What to work on: In the copy, include every entry exactly but none of the pictures.

[Start]

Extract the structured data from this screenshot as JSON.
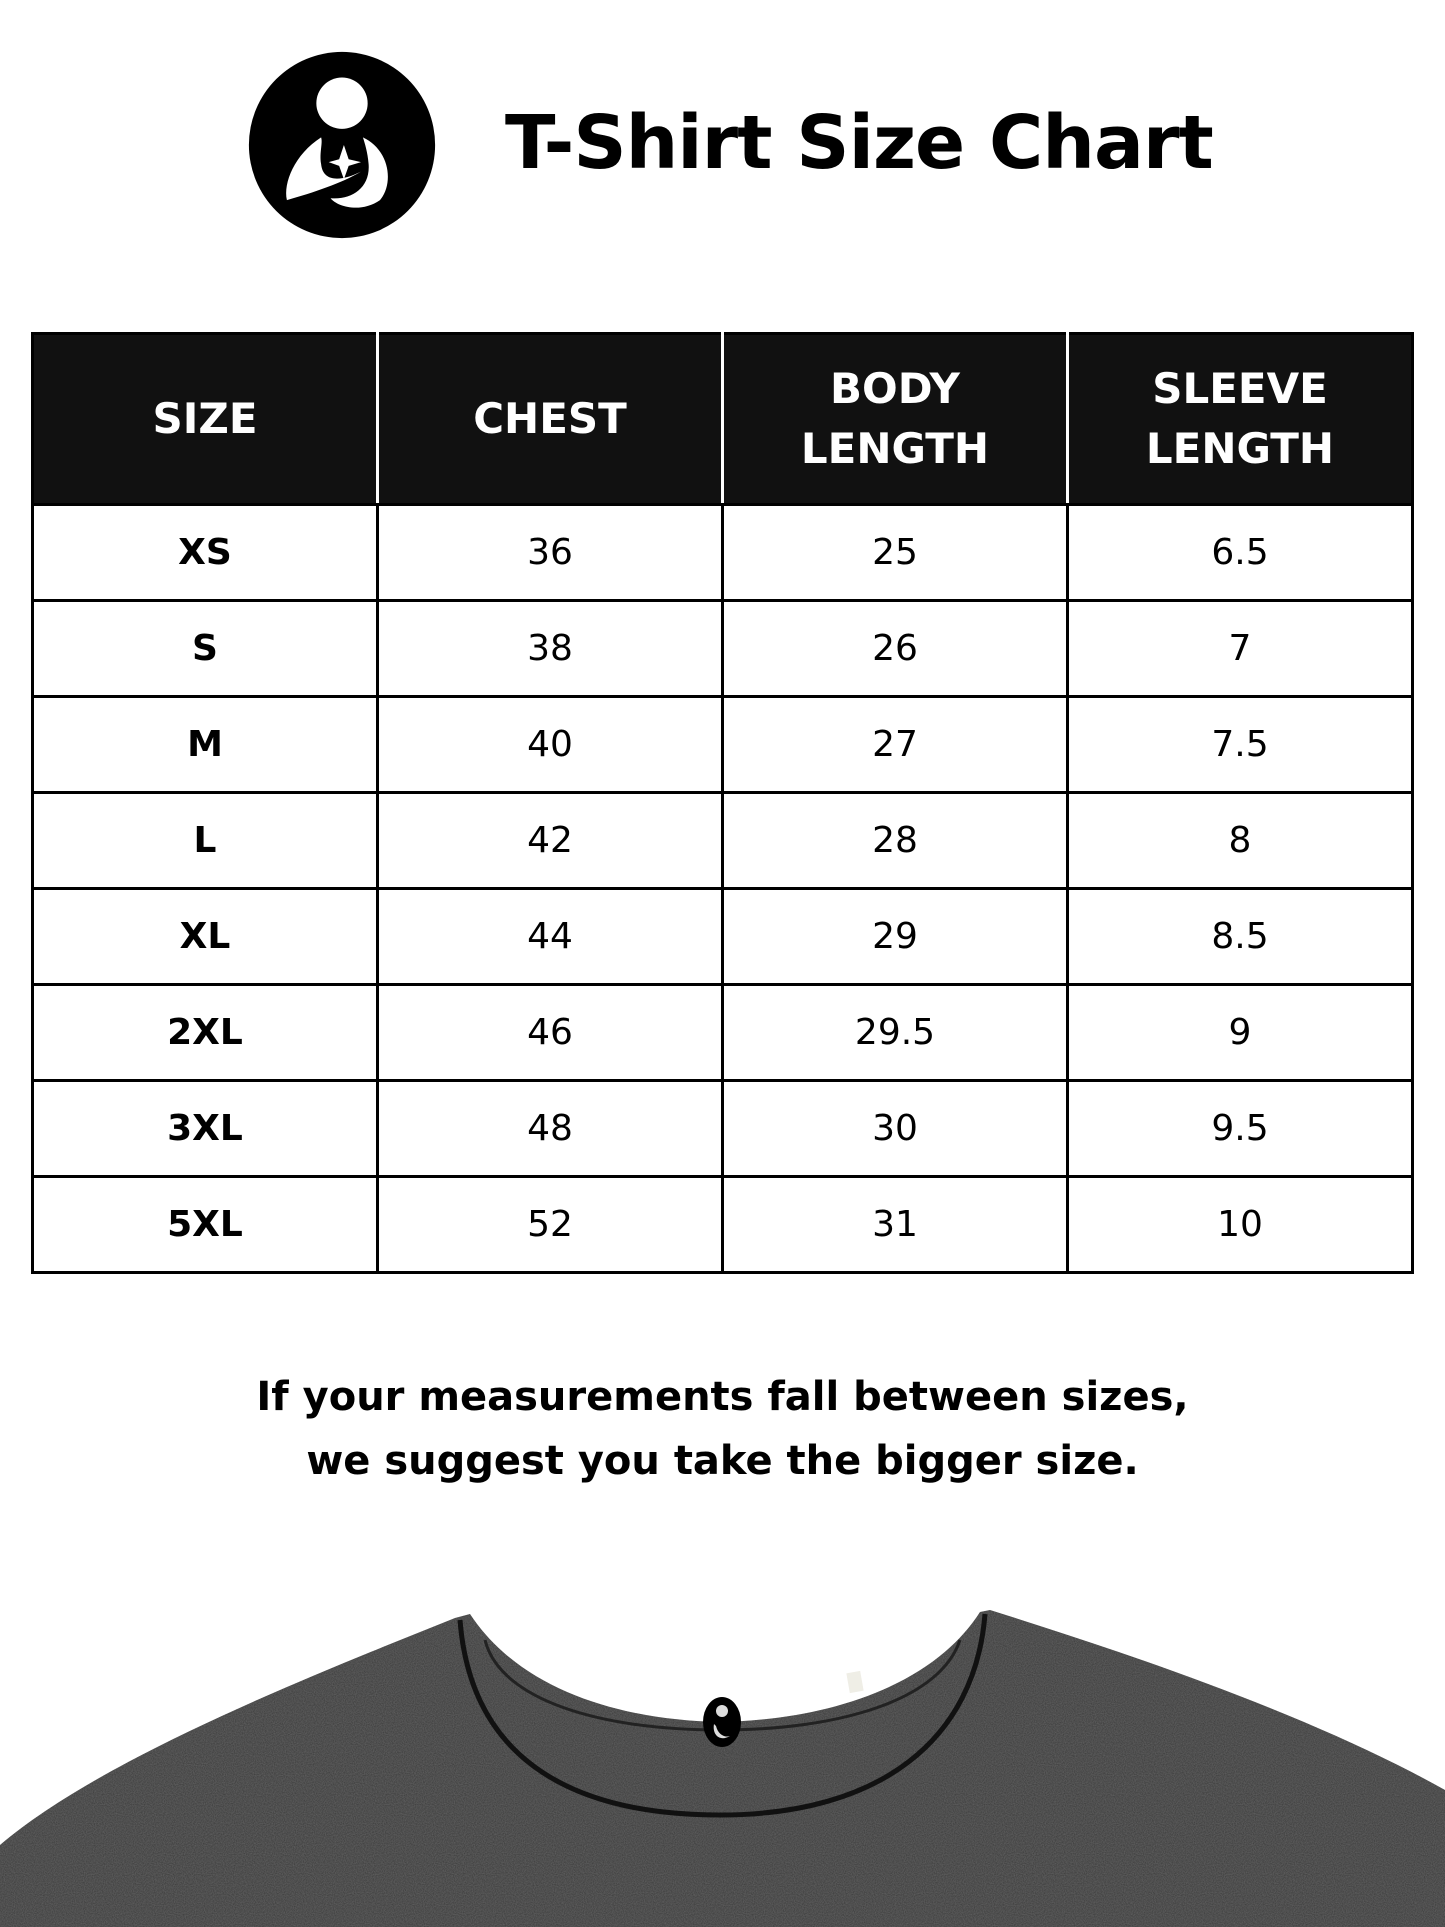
{
  "header": {
    "title": "T-Shirt Size Chart",
    "logo_icon": "mother-and-child-logo-icon"
  },
  "table": {
    "columns": [
      "SIZE",
      "CHEST",
      "BODY\nLENGTH",
      "SLEEVE\nLENGTH"
    ],
    "rows": [
      [
        "XS",
        "36",
        "25",
        "6.5"
      ],
      [
        "S",
        "38",
        "26",
        "7"
      ],
      [
        "M",
        "40",
        "27",
        "7.5"
      ],
      [
        "L",
        "42",
        "28",
        "8"
      ],
      [
        "XL",
        "44",
        "29",
        "8.5"
      ],
      [
        "2XL",
        "46",
        "29.5",
        "9"
      ],
      [
        "3XL",
        "48",
        "30",
        "9.5"
      ],
      [
        "5XL",
        "52",
        "31",
        "10"
      ]
    ]
  },
  "note": {
    "line1": "If your measurements fall between sizes,",
    "line2": "we suggest you take the bigger size."
  },
  "colors": {
    "header_bg": "#111111",
    "shirt": "#3a3a3a"
  }
}
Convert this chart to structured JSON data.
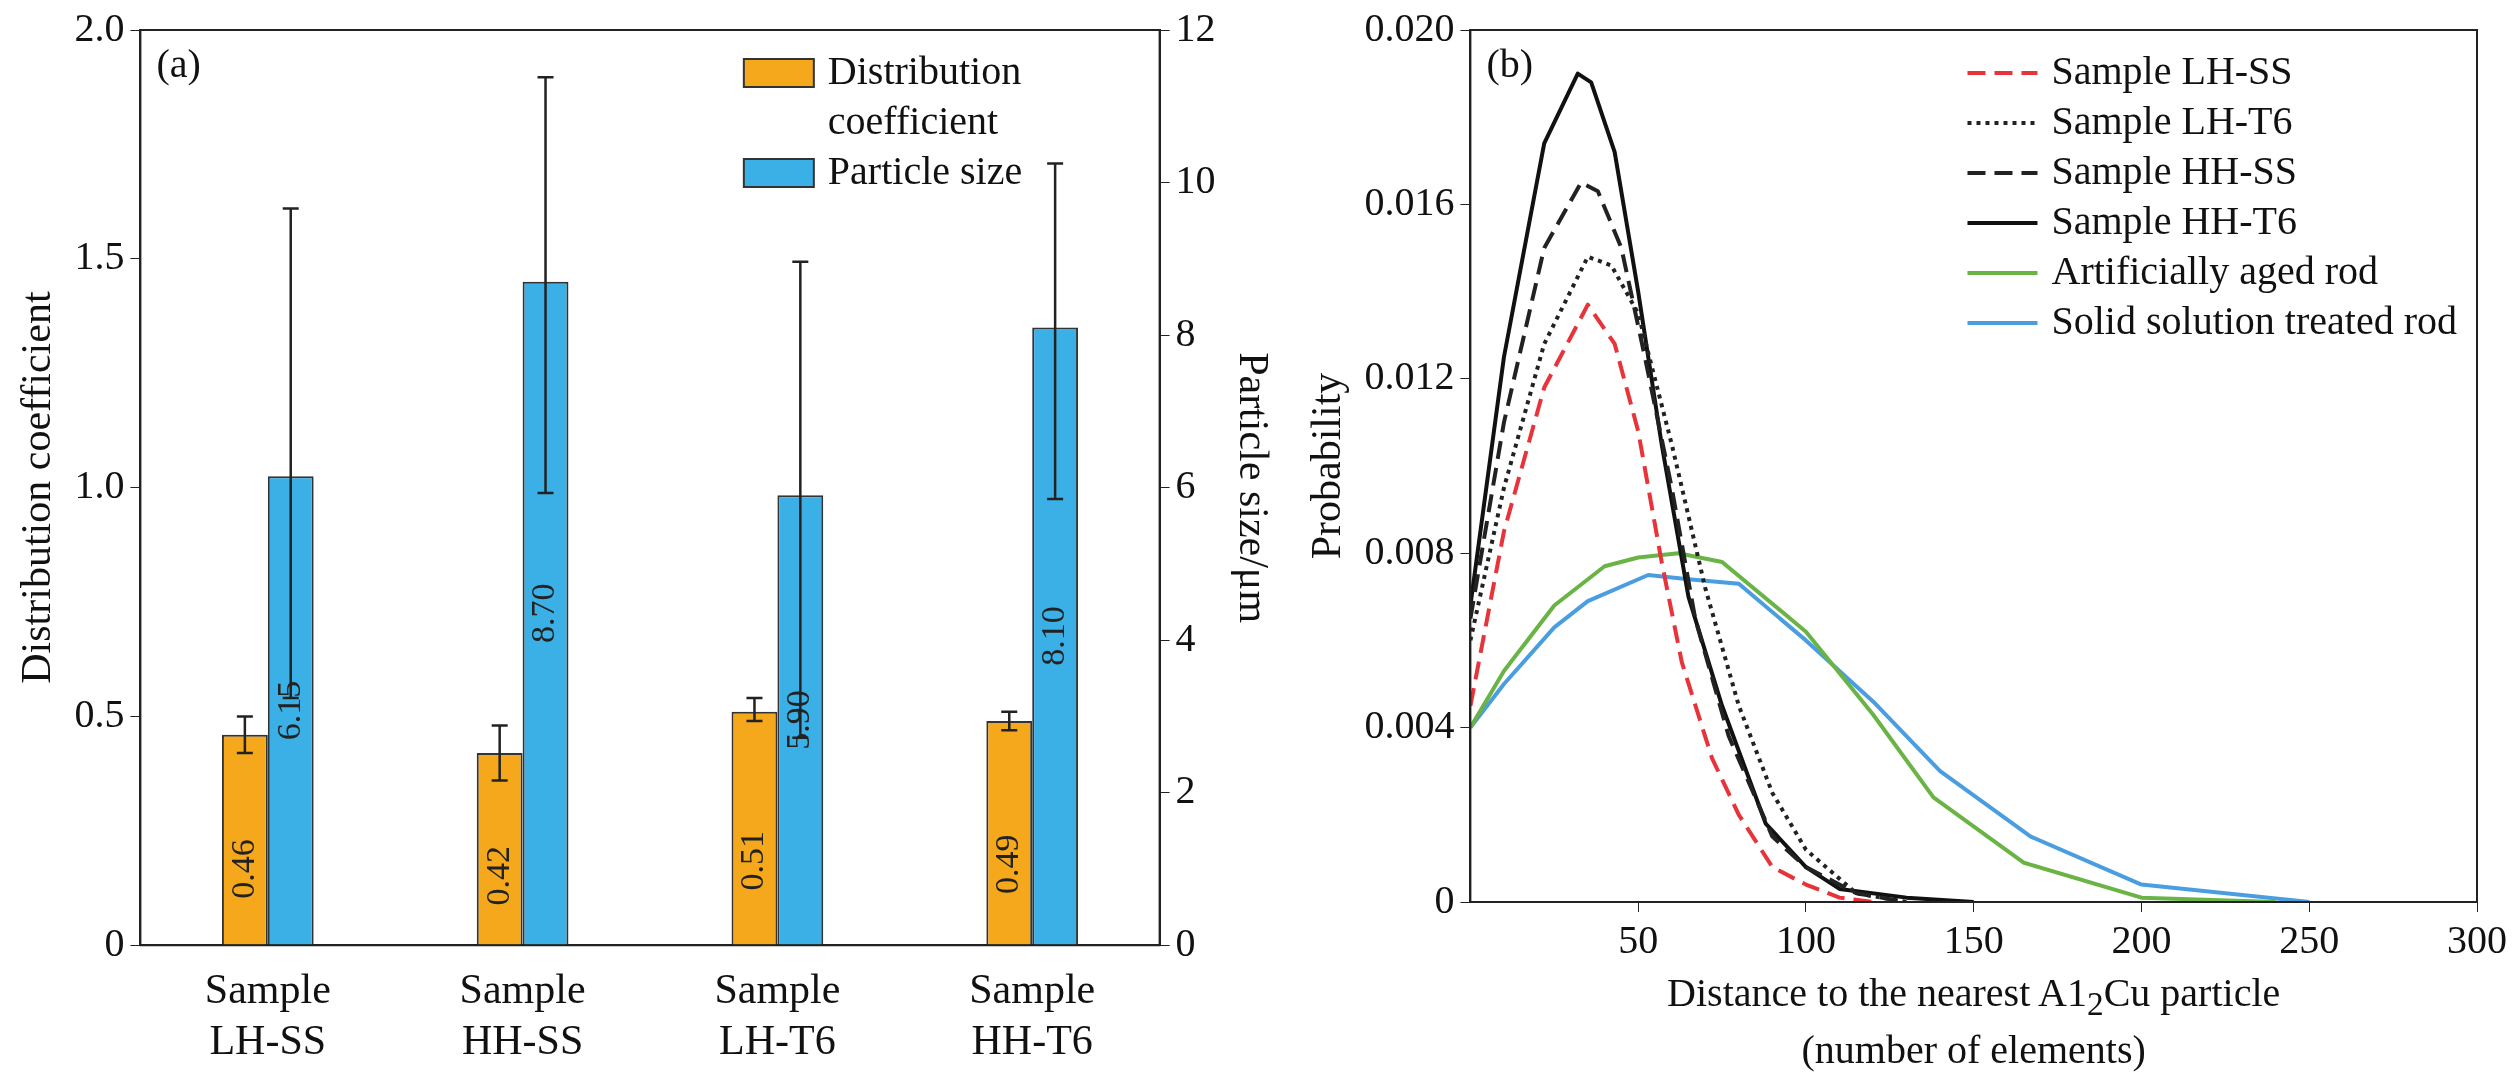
{
  "chart_data": [
    {
      "type": "bar",
      "ylabel": "Distribution coefficient",
      "y2label": "Particle size/μm",
      "categories": [
        "Sample LH-SS",
        "Sample HH-SS",
        "Sample LH-T6",
        "Sample HH-T6"
      ],
      "series": [
        {
          "name": "Distribution coefficient",
          "color": "#f5a81c",
          "values": [
            0.46,
            0.42,
            0.51,
            0.49
          ],
          "errors": [
            [
              0.42,
              0.5
            ],
            [
              0.36,
              0.48
            ],
            [
              0.49,
              0.54
            ],
            [
              0.47,
              0.51
            ]
          ],
          "value_labels": [
            "0.46",
            "0.42",
            "0.51",
            "0.49"
          ]
        },
        {
          "name": "Particle size",
          "color": "#3ab0e6",
          "axis": "y2",
          "values": [
            6.15,
            8.7,
            5.9,
            8.1
          ],
          "errors": [
            [
              3.24,
              9.66
            ],
            [
              5.93,
              11.38
            ],
            [
              2.72,
              8.96
            ],
            [
              5.85,
              10.25
            ]
          ],
          "value_labels": [
            "6.15",
            "8.70",
            "5.90",
            "8.10"
          ]
        }
      ],
      "ylim": [
        0,
        2
      ],
      "yticks": [
        0,
        0.5,
        {
          "value": 1,
          "label": "1.0"
        },
        1.5,
        {
          "value": 2,
          "label": "2.0"
        }
      ],
      "y2lim": [
        0,
        12
      ],
      "y2ticks": [
        0,
        2,
        4,
        6,
        8,
        10,
        12
      ],
      "legend": "top right",
      "grid": false,
      "annotations": [
        "(a)"
      ]
    },
    {
      "type": "line",
      "xlabel": "Distance to the nearest A1$_{2}$Cu particle (number of elements)",
      "ylabel": "Probability",
      "series": [
        {
          "name": "Sample LH-SS",
          "color": "#e8333a",
          "line_style": "dashed",
          "x": [
            0,
            10,
            22,
            35,
            43,
            50,
            57,
            63,
            72,
            80,
            90,
            100,
            110,
            120
          ],
          "values": [
            0.0045,
            0.0085,
            0.0118,
            0.0137,
            0.0128,
            0.0108,
            0.0078,
            0.0055,
            0.0033,
            0.002,
            0.0008,
            0.0004,
            0.0001,
            0
          ]
        },
        {
          "name": "Sample LH-T6",
          "color": "#222222",
          "line_style": "dotted",
          "x": [
            0,
            10,
            22,
            35,
            42,
            50,
            60,
            70,
            80,
            90,
            100,
            115,
            130
          ],
          "values": [
            0.006,
            0.0095,
            0.0128,
            0.0148,
            0.0146,
            0.0135,
            0.0105,
            0.0072,
            0.0045,
            0.0025,
            0.0012,
            0.0002,
            0
          ]
        },
        {
          "name": "Sample HH-SS",
          "color": "#222222",
          "line_style": "dashed",
          "x": [
            0,
            10,
            22,
            33,
            38,
            45,
            52,
            60,
            67,
            77,
            90,
            100,
            115,
            130
          ],
          "values": [
            0.0065,
            0.011,
            0.015,
            0.0165,
            0.0163,
            0.015,
            0.0125,
            0.0095,
            0.0065,
            0.0038,
            0.0015,
            0.0008,
            0.0002,
            0
          ]
        },
        {
          "name": "Sample HH-T6",
          "color": "#111111",
          "line_style": "solid",
          "x": [
            0,
            10,
            22,
            32,
            36,
            43,
            50,
            57,
            65,
            75,
            88,
            100,
            110,
            130,
            150
          ],
          "values": [
            0.0068,
            0.0125,
            0.0174,
            0.019,
            0.0188,
            0.0172,
            0.014,
            0.0105,
            0.007,
            0.0045,
            0.0018,
            0.0008,
            0.0003,
            0.0001,
            0
          ]
        },
        {
          "name": "Artificially aged rod",
          "color": "#6ab446",
          "line_style": "solid",
          "x": [
            0,
            10,
            25,
            40,
            50,
            62,
            75,
            100,
            120,
            138,
            165,
            200,
            240
          ],
          "values": [
            0.004,
            0.0053,
            0.0068,
            0.0077,
            0.0079,
            0.008,
            0.0078,
            0.0062,
            0.0043,
            0.0024,
            0.0009,
            0.0001,
            0
          ]
        },
        {
          "name": "Solid solution treated rod",
          "color": "#4a9ee0",
          "line_style": "solid",
          "x": [
            0,
            10,
            25,
            35,
            53,
            65,
            80,
            100,
            120,
            140,
            167,
            200,
            250
          ],
          "values": [
            0.004,
            0.005,
            0.0063,
            0.0069,
            0.0075,
            0.0074,
            0.0073,
            0.006,
            0.0046,
            0.003,
            0.0015,
            0.0004,
            0
          ]
        }
      ],
      "xlim": [
        0,
        300
      ],
      "xticks": [
        50,
        100,
        150,
        200,
        250,
        300
      ],
      "ylim": [
        0,
        0.02
      ],
      "yticks": [
        0,
        0.004,
        0.008,
        0.012,
        0.016,
        {
          "value": 0.02,
          "label": "0.020"
        }
      ],
      "legend": "top right",
      "grid": false,
      "marker": "none",
      "annotations": [
        "(b)"
      ]
    }
  ]
}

[End]

Answer to the task:
Extract the structured data from this screenshot as JSON.
{
  "header": {
    "title": "T-Shirt Size Chart",
    "logo_icon": "mother-and-child-logo-icon"
  },
  "table": {
    "columns": [
      "SIZE",
      "CHEST",
      "BODY\nLENGTH",
      "SLEEVE\nLENGTH"
    ],
    "rows": [
      [
        "XS",
        "36",
        "25",
        "6.5"
      ],
      [
        "S",
        "38",
        "26",
        "7"
      ],
      [
        "M",
        "40",
        "27",
        "7.5"
      ],
      [
        "L",
        "42",
        "28",
        "8"
      ],
      [
        "XL",
        "44",
        "29",
        "8.5"
      ],
      [
        "2XL",
        "46",
        "29.5",
        "9"
      ],
      [
        "3XL",
        "48",
        "30",
        "9.5"
      ],
      [
        "5XL",
        "52",
        "31",
        "10"
      ]
    ]
  },
  "note": {
    "line1": "If your measurements fall between sizes,",
    "line2": "we suggest you take the bigger size."
  },
  "colors": {
    "header_bg": "#111111",
    "shirt": "#3a3a3a"
  }
}
Convert this chart to structured JSON data.
{
  "chart_data": [
    {
      "type": "bar",
      "ylabel": "Distribution coefficient",
      "y2label": "Particle size/μm",
      "categories": [
        "Sample LH-SS",
        "Sample HH-SS",
        "Sample LH-T6",
        "Sample HH-T6"
      ],
      "series": [
        {
          "name": "Distribution coefficient",
          "color": "#f5a81c",
          "values": [
            0.46,
            0.42,
            0.51,
            0.49
          ],
          "errors": [
            [
              0.42,
              0.5
            ],
            [
              0.36,
              0.48
            ],
            [
              0.49,
              0.54
            ],
            [
              0.47,
              0.51
            ]
          ],
          "value_labels": [
            "0.46",
            "0.42",
            "0.51",
            "0.49"
          ]
        },
        {
          "name": "Particle size",
          "color": "#3ab0e6",
          "axis": "y2",
          "values": [
            6.15,
            8.7,
            5.9,
            8.1
          ],
          "errors": [
            [
              3.24,
              9.66
            ],
            [
              5.93,
              11.38
            ],
            [
              2.72,
              8.96
            ],
            [
              5.85,
              10.25
            ]
          ],
          "value_labels": [
            "6.15",
            "8.70",
            "5.90",
            "8.10"
          ]
        }
      ],
      "ylim": [
        0,
        2
      ],
      "yticks": [
        0,
        0.5,
        {
          "value": 1,
          "label": "1.0"
        },
        1.5,
        {
          "value": 2,
          "label": "2.0"
        }
      ],
      "y2lim": [
        0,
        12
      ],
      "y2ticks": [
        0,
        2,
        4,
        6,
        8,
        10,
        12
      ],
      "legend": "top right",
      "grid": false,
      "annotations": [
        "(a)"
      ]
    },
    {
      "type": "line",
      "xlabel": "Distance to the nearest A1$_{2}$Cu particle (number of elements)",
      "ylabel": "Probability",
      "series": [
        {
          "name": "Sample LH-SS",
          "color": "#e8333a",
          "line_style": "dashed",
          "x": [
            0,
            10,
            22,
            35,
            43,
            50,
            57,
            63,
            72,
            80,
            90,
            100,
            110,
            120
          ],
          "values": [
            0.0045,
            0.0085,
            0.0118,
            0.0137,
            0.0128,
            0.0108,
            0.0078,
            0.0055,
            0.0033,
            0.002,
            0.0008,
            0.0004,
            0.0001,
            0
          ]
        },
        {
          "name": "Sample LH-T6",
          "color": "#222222",
          "line_style": "dotted",
          "x": [
            0,
            10,
            22,
            35,
            42,
            50,
            60,
            70,
            80,
            90,
            100,
            115,
            130
          ],
          "values": [
            0.006,
            0.0095,
            0.0128,
            0.0148,
            0.0146,
            0.0135,
            0.0105,
            0.0072,
            0.0045,
            0.0025,
            0.0012,
            0.0002,
            0
          ]
        },
        {
          "name": "Sample HH-SS",
          "color": "#222222",
          "line_style": "dashed",
          "x": [
            0,
            10,
            22,
            33,
            38,
            45,
            52,
            60,
            67,
            77,
            90,
            100,
            115,
            130
          ],
          "values": [
            0.0065,
            0.011,
            0.015,
            0.0165,
            0.0163,
            0.015,
            0.0125,
            0.0095,
            0.0065,
            0.0038,
            0.0015,
            0.0008,
            0.0002,
            0
          ]
        },
        {
          "name": "Sample HH-T6",
          "color": "#111111",
          "line_style": "solid",
          "x": [
            0,
            10,
            22,
            32,
            36,
            43,
            50,
            57,
            65,
            75,
            88,
            100,
            110,
            130,
            150
          ],
          "values": [
            0.0068,
            0.0125,
            0.0174,
            0.019,
            0.0188,
            0.0172,
            0.014,
            0.0105,
            0.007,
            0.0045,
            0.0018,
            0.0008,
            0.0003,
            0.0001,
            0
          ]
        },
        {
          "name": "Artificially aged rod",
          "color": "#6ab446",
          "line_style": "solid",
          "x": [
            0,
            10,
            25,
            40,
            50,
            62,
            75,
            100,
            120,
            138,
            165,
            200,
            240
          ],
          "values": [
            0.004,
            0.0053,
            0.0068,
            0.0077,
            0.0079,
            0.008,
            0.0078,
            0.0062,
            0.0043,
            0.0024,
            0.0009,
            0.0001,
            0
          ]
        },
        {
          "name": "Solid solution treated rod",
          "color": "#4a9ee0",
          "line_style": "solid",
          "x": [
            0,
            10,
            25,
            35,
            53,
            65,
            80,
            100,
            120,
            140,
            167,
            200,
            250
          ],
          "values": [
            0.004,
            0.005,
            0.0063,
            0.0069,
            0.0075,
            0.0074,
            0.0073,
            0.006,
            0.0046,
            0.003,
            0.0015,
            0.0004,
            0
          ]
        }
      ],
      "xlim": [
        0,
        300
      ],
      "xticks": [
        50,
        100,
        150,
        200,
        250,
        300
      ],
      "ylim": [
        0,
        0.02
      ],
      "yticks": [
        0,
        0.004,
        0.008,
        0.012,
        0.016,
        {
          "value": 0.02,
          "label": "0.020"
        }
      ],
      "legend": "top right",
      "grid": false,
      "marker": "none",
      "annotations": [
        "(b)"
      ]
    }
  ]
}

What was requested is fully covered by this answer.